DIRECTION = Copy every line that contains the string "neuen" from the entries below.

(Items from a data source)
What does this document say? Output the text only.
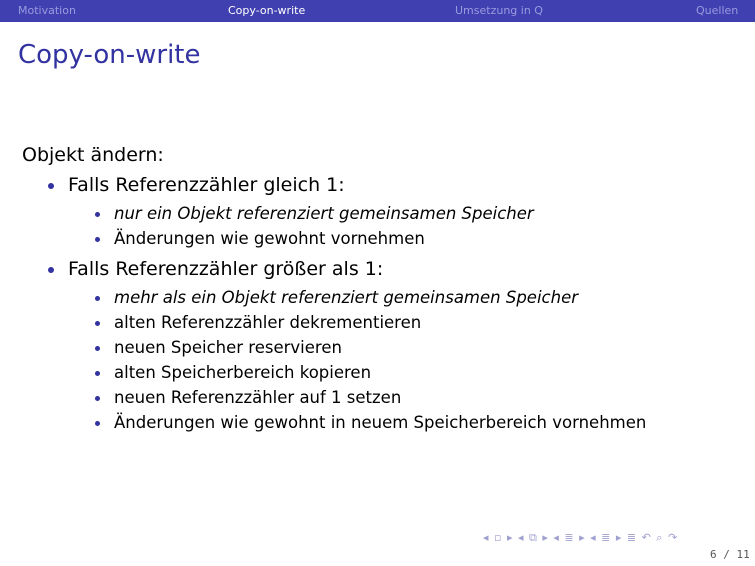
Motivation	Copy-on-write	Umsetzung in Q	Quellen
Copy-on-write

Objekt ändern:

Falls Referenzzähler gleich 1:
nur ein Objekt referenziert gemeinsamen Speicher
Änderungen wie gewohnt vornehmen
Falls Referenzzähler größer als 1:
mehr als ein Objekt referenziert gemeinsamen Speicher
alten Referenzzähler dekrementieren
neuen Speicher reservieren
alten Speicherbereich kopieren
neuen Referenzzähler auf 1 setzen
Änderungen wie gewohnt in neuem Speicherbereich vornehmen
◂ ▫ ▸ ◂ ⧉ ▸ ◂ ≣ ▸ ◂ ≣ ▸ ≣ ↶ ⌕ ↷
6 / 11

TASK ANSWER =
neuen Speicher reservieren
neuen Referenzzähler auf 1 setzen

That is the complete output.